> [Task]
Return all lines that include the string "Collect".

── Record set

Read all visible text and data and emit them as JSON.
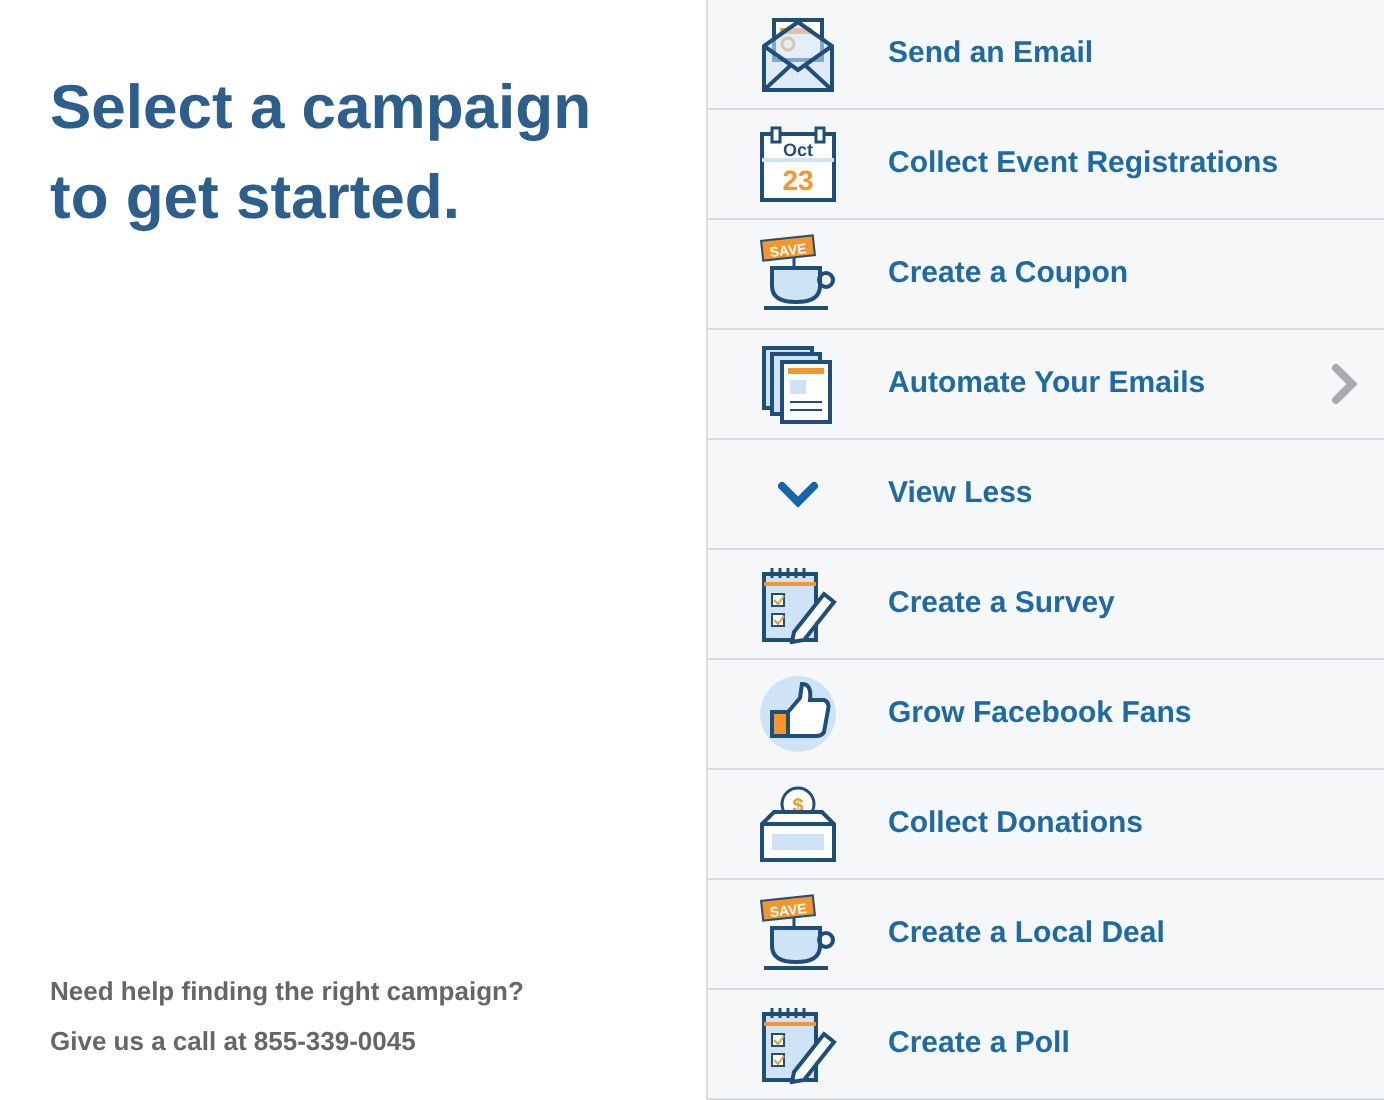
{
  "heading": "Select a campaign to get started.",
  "help": {
    "line_1": "Need help finding the right campaign?",
    "line_2": "Give us a call at 855-339-0045"
  },
  "campaigns": [
    {
      "kind": "campaign",
      "label": "Send an Email",
      "arrow": false
    },
    {
      "kind": "campaign",
      "icon_text": [
        "Oct",
        "23"
      ],
      "label": "Collect Event Registrations",
      "arrow": false
    },
    {
      "kind": "campaign",
      "icon_text": [
        "SAVE"
      ],
      "label": "Create a Coupon",
      "arrow": false
    },
    {
      "kind": "campaign",
      "label": "Automate Your Emails",
      "arrow": true
    },
    {
      "kind": "toggle",
      "label": "View Less",
      "expanded": true
    },
    {
      "kind": "campaign",
      "label": "Create a Survey",
      "arrow": false
    },
    {
      "kind": "campaign",
      "label": "Grow Facebook Fans",
      "arrow": false
    },
    {
      "kind": "campaign",
      "icon_text": [
        "$"
      ],
      "label": "Collect Donations",
      "arrow": false
    },
    {
      "kind": "campaign",
      "icon_text": [
        "SAVE"
      ],
      "label": "Create a Local Deal",
      "arrow": false
    },
    {
      "kind": "campaign",
      "label": "Create a Poll",
      "arrow": false
    }
  ]
}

────

> [Full solution]
      "label": "Collect Event Registrations",
      "label": "Collect Donations",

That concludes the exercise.